Recorded data:
>> BEGIN
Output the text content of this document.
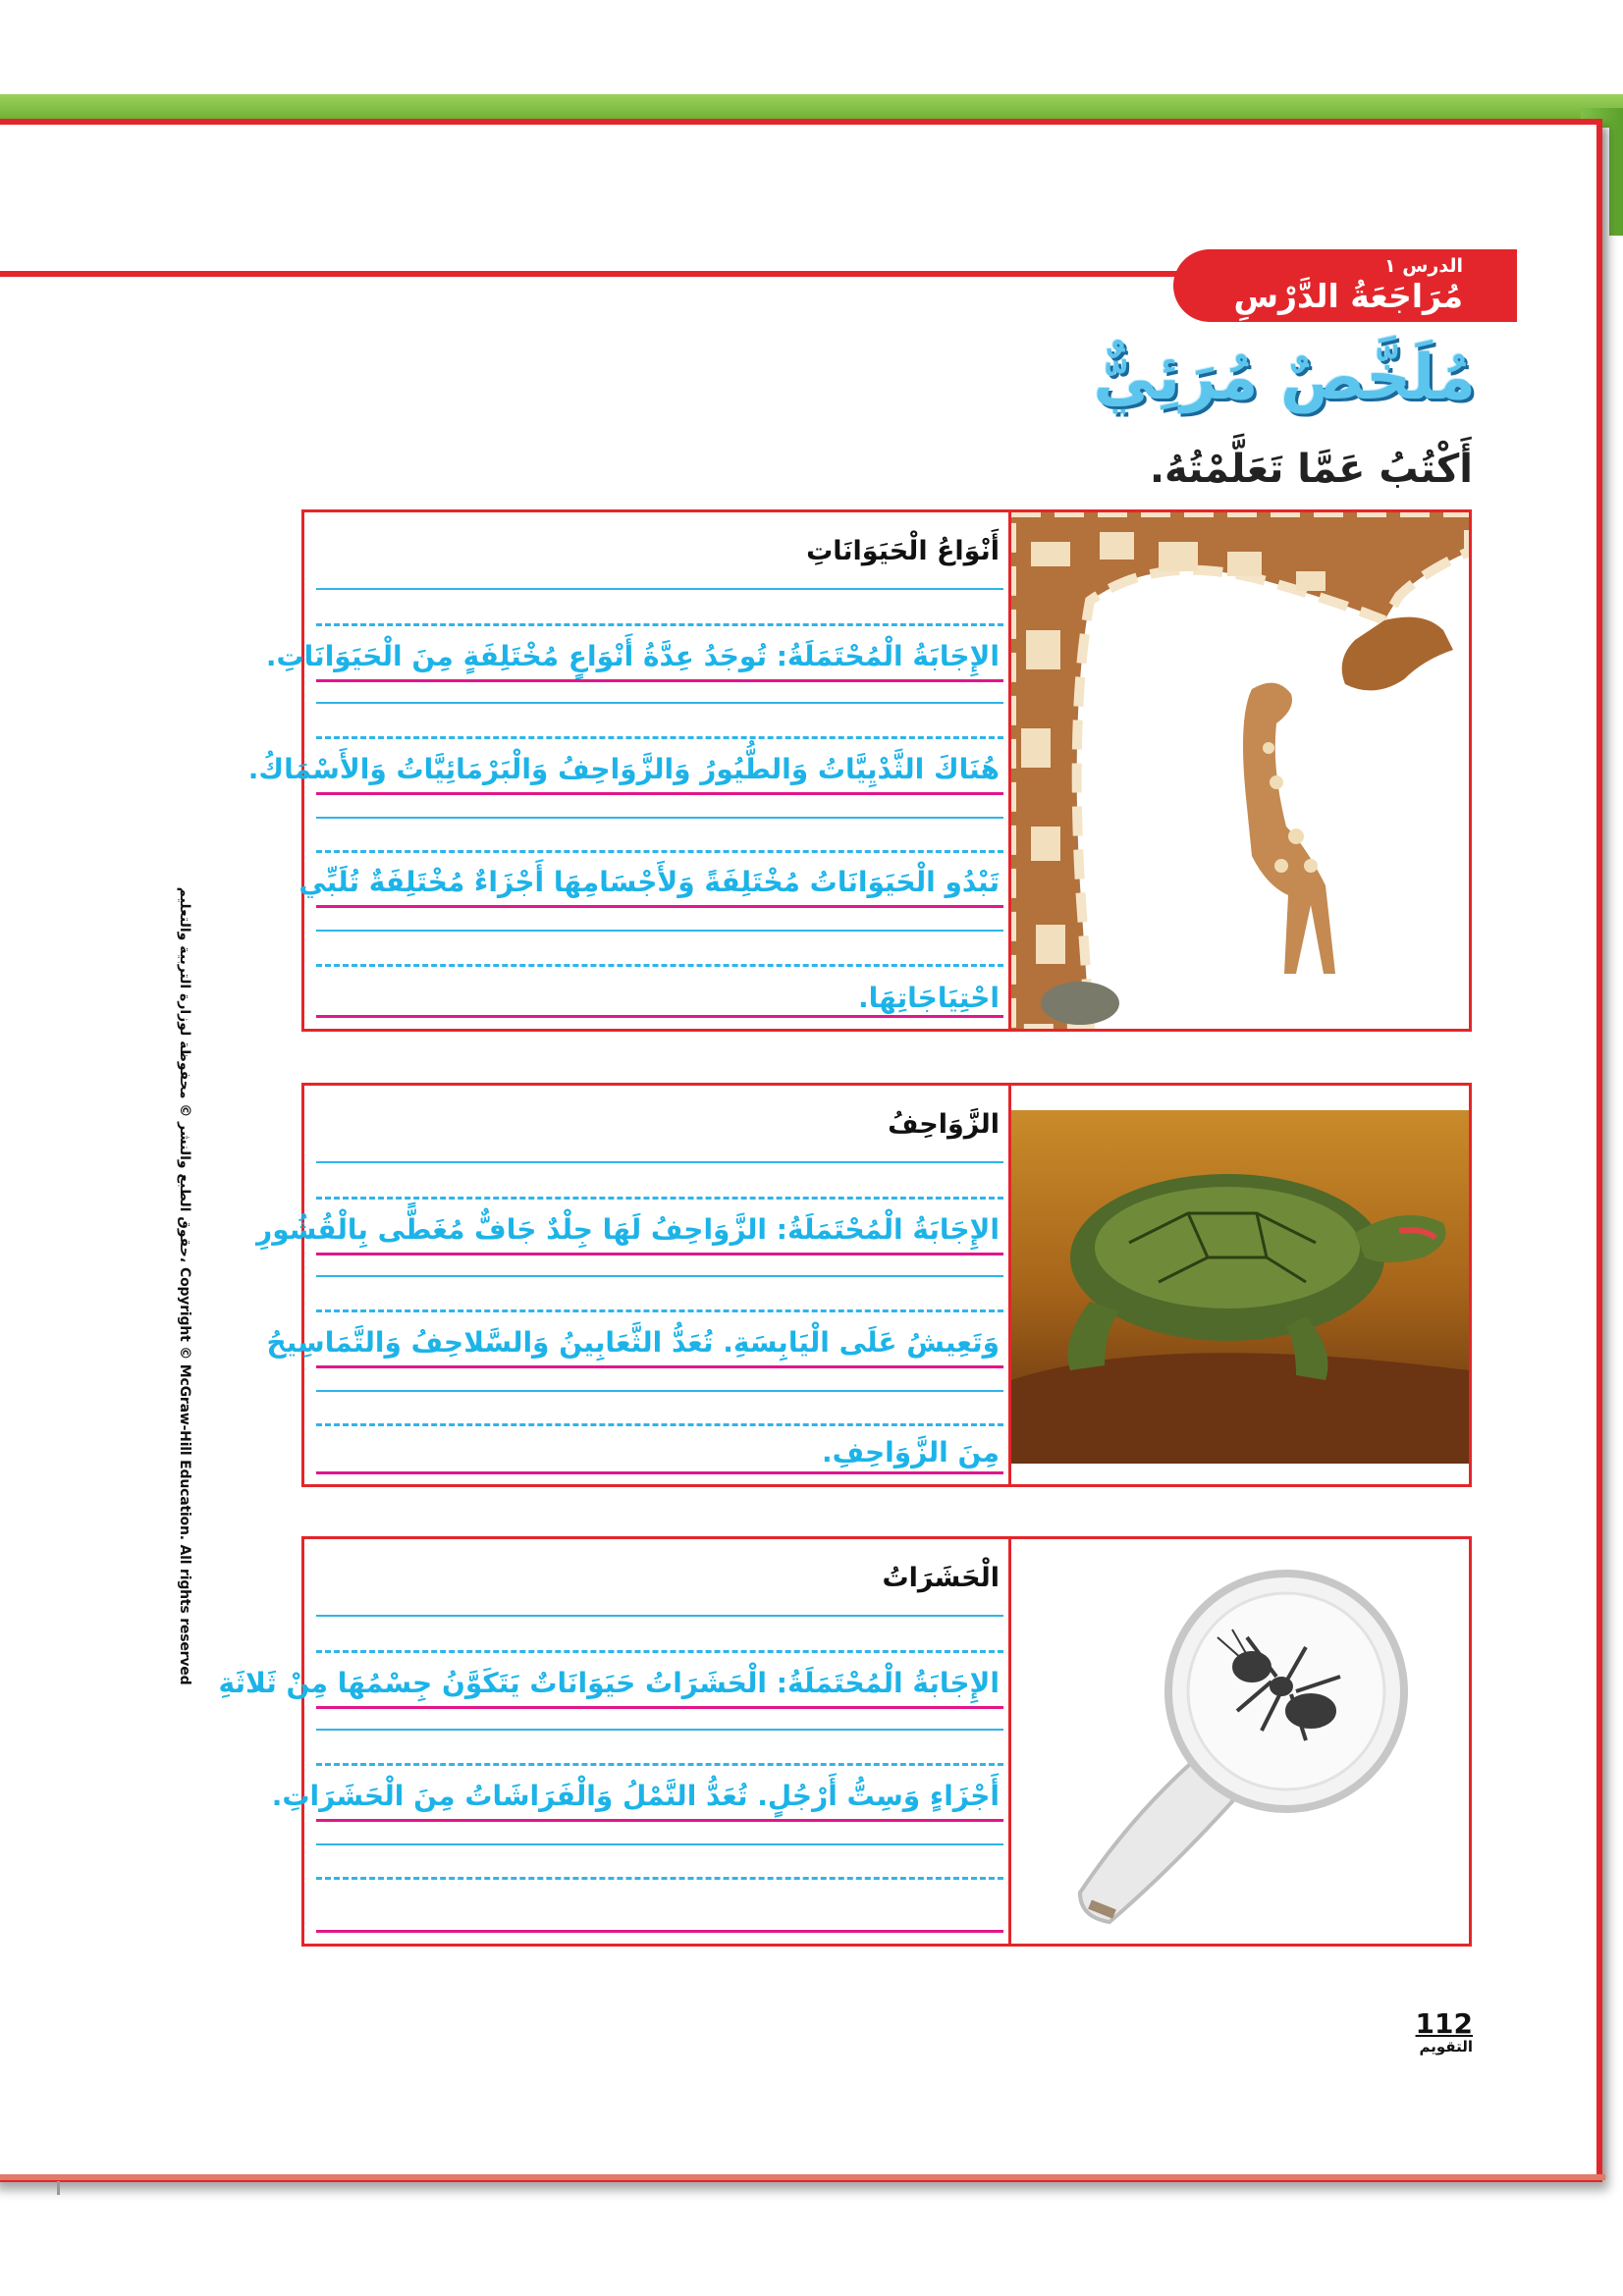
الدرس ١
مُرَاجَعَةُ الدَّرْسِ
مُلَخَّصٌ مُرَئِيٌّ
أَكْتُبُ عَمَّا تَعَلَّمْتُهُ.
أَنْوَاعُ الْحَيَوَانَاتِ
الإِجَابَةُ الْمُحْتَمَلَةُ: تُوجَدُ عِدَّةُ أَنْوَاعٍ مُخْتَلِفَةٍ مِنَ الْحَيَوَانَاتِ.
هُنَاكَ الثَّدْيِيَّاتُ وَالطُّيُورُ وَالزَّوَاحِفُ وَالْبَرْمَائِيَّاتُ وَالأَسْمَاكُ.
تَبْدُو الْحَيَوَانَاتُ مُخْتَلِفَةً وَلأَجْسَامِهَا أَجْزَاءٌ مُخْتَلِفَةٌ تُلَبِّي
احْتِيَاجَاتِهَا.
الزَّوَاحِفُ
الإِجَابَةُ الْمُحْتَمَلَةُ: الزَّوَاحِفُ لَهَا جِلْدٌ جَافٌّ مُغَطًّى بِالْقُشُورِ
وَتَعِيشُ عَلَى الْيَابِسَةِ. تُعَدُّ الثَّعَابِينُ وَالسَّلاحِفُ وَالتَّمَاسِيحُ
مِنَ الزَّوَاحِفِ.
الْحَشَرَاتُ
الإِجَابَةُ الْمُحْتَمَلَةُ: الْحَشَرَاتُ حَيَوَانَاتٌ يَتَكَوَّنُ جِسْمُهَا مِنْ ثَلاثَةِ
أَجْزَاءٍ وَسِتُّ أَرْجُلٍ. تُعَدُّ النَّمْلُ وَالْفَرَاشَاتُ مِنَ الْحَشَرَاتِ.
حقوق الطبع والنشر © محفوظة لوزارة التربية والتعليم، Copyright © McGraw-Hill Education. All rights reserved
112
التقويم
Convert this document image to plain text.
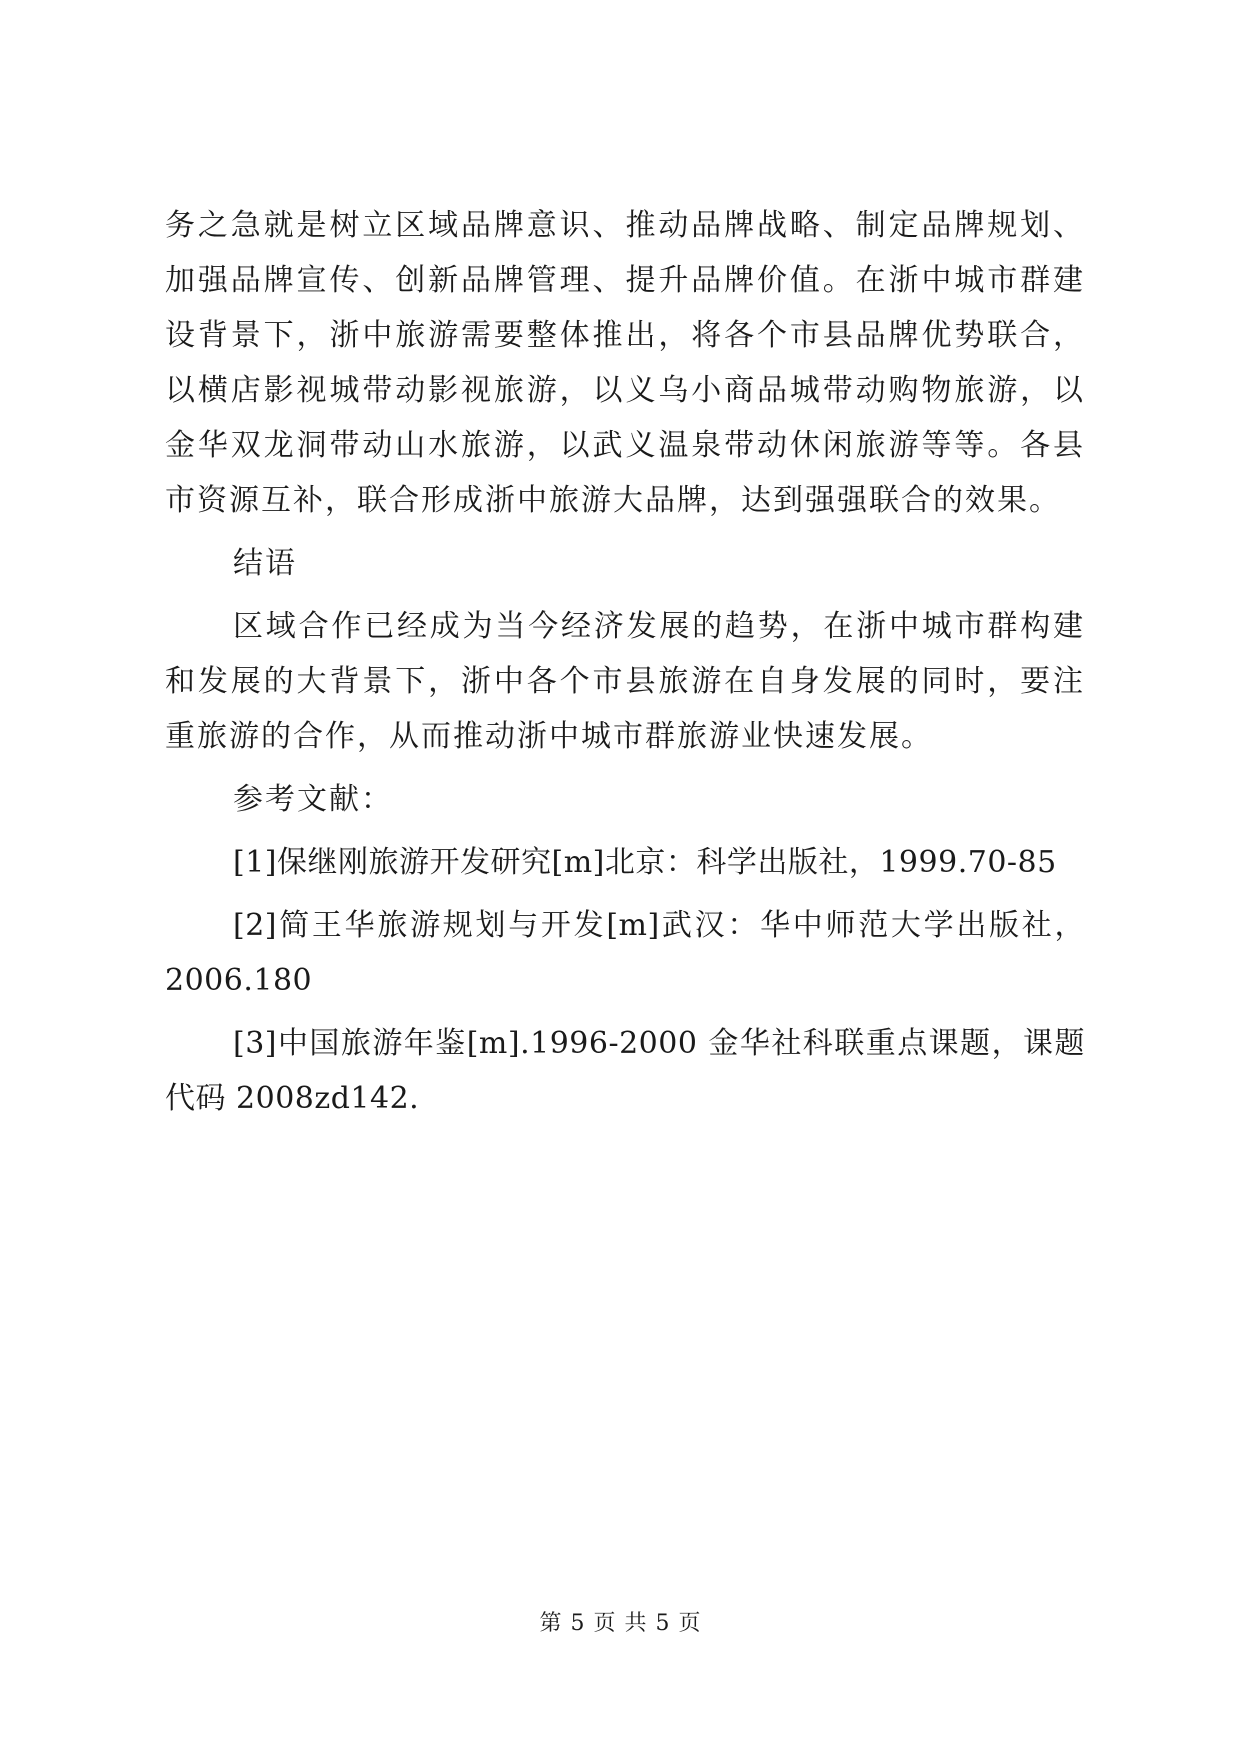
务之急就是树立区域品牌意识、推动品牌战略、制定品牌规划、加强品牌宣传、创新品牌管理、提升品牌价值。在浙中城市群建设背景下，浙中旅游需要整体推出，将各个市县品牌优势联合，以横店影视城带动影视旅游，以义乌小商品城带动购物旅游，以金华双龙洞带动山水旅游，以武义温泉带动休闲旅游等等。各县市资源互补，联合形成浙中旅游大品牌，达到强强联合的效果。

结语

区域合作已经成为当今经济发展的趋势，在浙中城市群构建和发展的大背景下，浙中各个市县旅游在自身发展的同时，要注重旅游的合作，从而推动浙中城市群旅游业快速发展。

参考文献：

[1]保继刚旅游开发研究[m]北京：科学出版社，1999.70-85

[2]简王华旅游规划与开发[m]武汉：华中师范大学出版社，2006.180

[3]中国旅游年鉴[m].1996-2000 金华社科联重点课题，课题代码 2008zd142.

第 5 页 共 5 页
>> END
- **DESCRIPTION OF THE TASK**
Reproduce the material in its entirety and word for word, without the pictures.

- **RESULT FOR THIS TASK**
Output the text content of this document.
الدرس ١
مُرَاجَعَةُ الدَّرْسِ
مُلَخَّصٌ مُرَئِيٌّ
أَكْتُبُ عَمَّا تَعَلَّمْتُهُ.
أَنْوَاعُ الْحَيَوَانَاتِ
الإِجَابَةُ الْمُحْتَمَلَةُ: تُوجَدُ عِدَّةُ أَنْوَاعٍ مُخْتَلِفَةٍ مِنَ الْحَيَوَانَاتِ.
هُنَاكَ الثَّدْيِيَّاتُ وَالطُّيُورُ وَالزَّوَاحِفُ وَالْبَرْمَائِيَّاتُ وَالأَسْمَاكُ.
تَبْدُو الْحَيَوَانَاتُ مُخْتَلِفَةً وَلأَجْسَامِهَا أَجْزَاءٌ مُخْتَلِفَةٌ تُلَبِّي
احْتِيَاجَاتِهَا.
الزَّوَاحِفُ
الإِجَابَةُ الْمُحْتَمَلَةُ: الزَّوَاحِفُ لَهَا جِلْدٌ جَافٌّ مُغَطًّى بِالْقُشُورِ
وَتَعِيشُ عَلَى الْيَابِسَةِ. تُعَدُّ الثَّعَابِينُ وَالسَّلاحِفُ وَالتَّمَاسِيحُ
مِنَ الزَّوَاحِفِ.
الْحَشَرَاتُ
الإِجَابَةُ الْمُحْتَمَلَةُ: الْحَشَرَاتُ حَيَوَانَاتٌ يَتَكَوَّنُ جِسْمُهَا مِنْ ثَلاثَةِ
أَجْزَاءٍ وَسِتُّ أَرْجُلٍ. تُعَدُّ النَّمْلُ وَالْفَرَاشَاتُ مِنَ الْحَشَرَاتِ.
حقوق الطبع والنشر © محفوظة لوزارة التربية والتعليم، Copyright © McGraw-Hill Education. All rights reserved
112
التقويم
Convert this document image to plain text.
务之急就是树立区域品牌意识、推动品牌战略、制定品牌规划、加强品牌宣传、创新品牌管理、提升品牌价值。在浙中城市群建设背景下，浙中旅游需要整体推出，将各个市县品牌优势联合，以横店影视城带动影视旅游，以义乌小商品城带动购物旅游，以金华双龙洞带动山水旅游，以武义温泉带动休闲旅游等等。各县市资源互补，联合形成浙中旅游大品牌，达到强强联合的效果。

结语

区域合作已经成为当今经济发展的趋势，在浙中城市群构建和发展的大背景下，浙中各个市县旅游在自身发展的同时，要注重旅游的合作，从而推动浙中城市群旅游业快速发展。

参考文献：

[1]保继刚旅游开发研究[m]北京：科学出版社，1999.70-85

[2]简王华旅游规划与开发[m]武汉：华中师范大学出版社，2006.180

[3]中国旅游年鉴[m].1996-2000 金华社科联重点课题，课题代码 2008zd142.

第 5 页 共 5 页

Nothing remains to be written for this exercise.